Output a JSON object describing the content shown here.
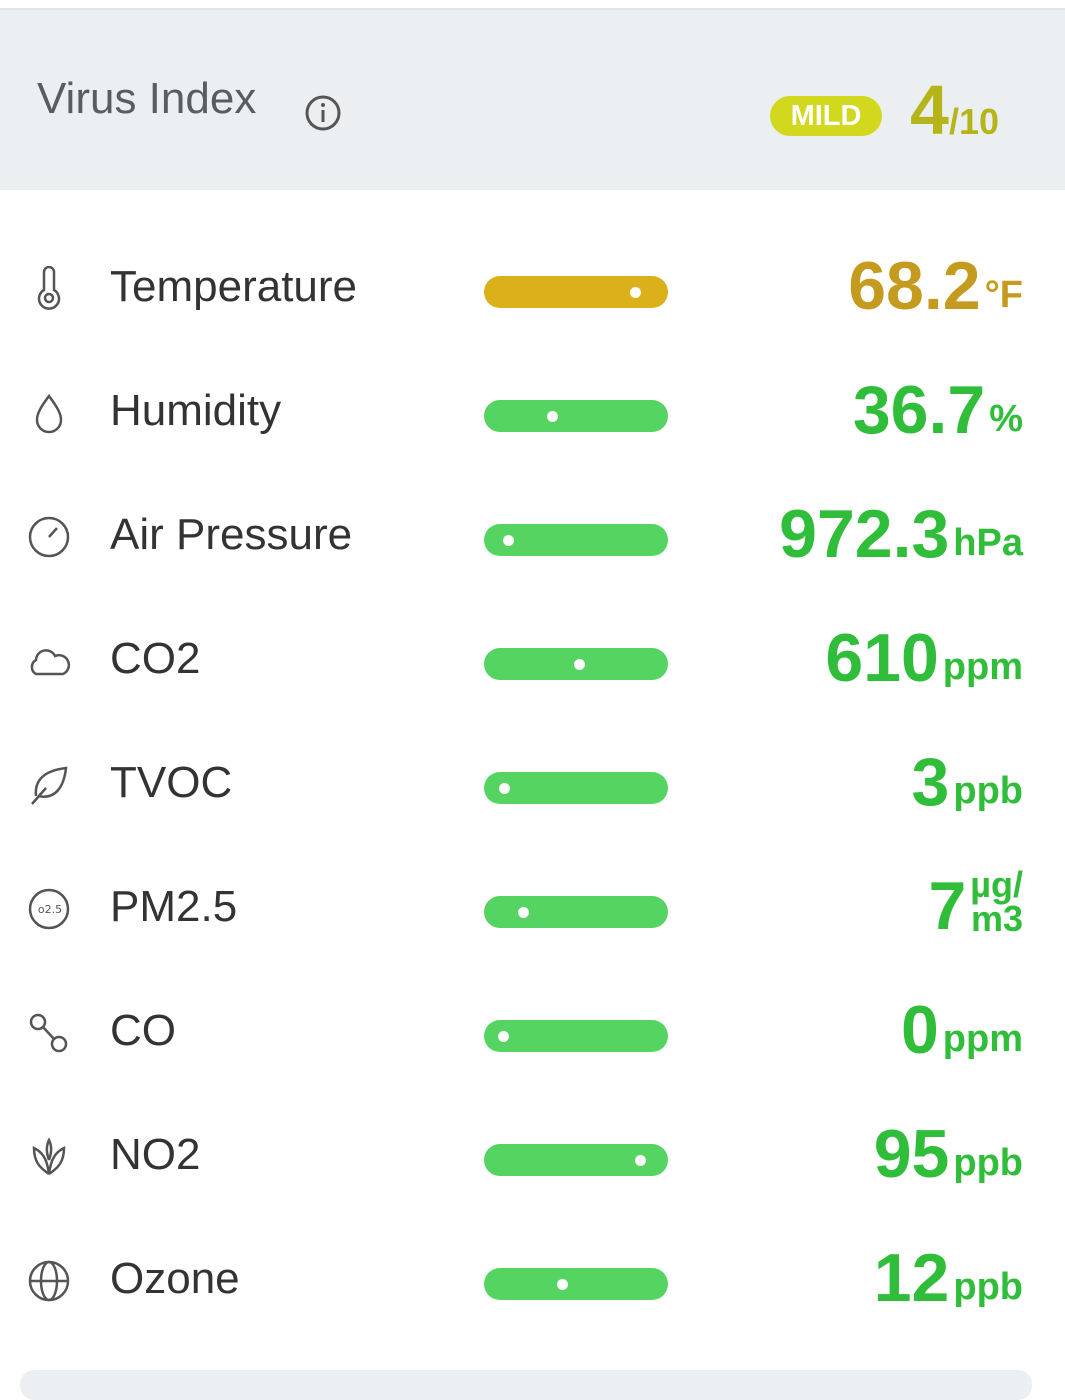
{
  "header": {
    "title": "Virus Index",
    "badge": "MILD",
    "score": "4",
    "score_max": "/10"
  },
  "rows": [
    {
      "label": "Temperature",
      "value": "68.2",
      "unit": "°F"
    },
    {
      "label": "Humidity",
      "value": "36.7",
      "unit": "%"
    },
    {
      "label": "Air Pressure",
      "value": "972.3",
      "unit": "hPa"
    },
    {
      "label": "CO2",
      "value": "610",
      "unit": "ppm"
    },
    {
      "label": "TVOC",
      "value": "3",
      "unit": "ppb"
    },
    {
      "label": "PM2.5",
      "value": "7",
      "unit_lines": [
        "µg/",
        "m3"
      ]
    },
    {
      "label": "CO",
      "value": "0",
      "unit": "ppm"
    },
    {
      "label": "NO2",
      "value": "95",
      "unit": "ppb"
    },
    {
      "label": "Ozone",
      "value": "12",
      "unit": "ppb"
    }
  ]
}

_Task details_: Restate the entries above word for word, minus the pictures.

_Answer section_:
Output a JSON object describing the content shown here.
{
  "header": {
    "title": "Virus Index",
    "badge": "MILD",
    "score": "4",
    "score_max": "/10"
  },
  "rows": [
    {
      "label": "Temperature",
      "value": "68.2",
      "unit": "°F"
    },
    {
      "label": "Humidity",
      "value": "36.7",
      "unit": "%"
    },
    {
      "label": "Air Pressure",
      "value": "972.3",
      "unit": "hPa"
    },
    {
      "label": "CO2",
      "value": "610",
      "unit": "ppm"
    },
    {
      "label": "TVOC",
      "value": "3",
      "unit": "ppb"
    },
    {
      "label": "PM2.5",
      "value": "7",
      "unit_lines": [
        "µg/",
        "m3"
      ]
    },
    {
      "label": "CO",
      "value": "0",
      "unit": "ppm"
    },
    {
      "label": "NO2",
      "value": "95",
      "unit": "ppb"
    },
    {
      "label": "Ozone",
      "value": "12",
      "unit": "ppb"
    }
  ]
}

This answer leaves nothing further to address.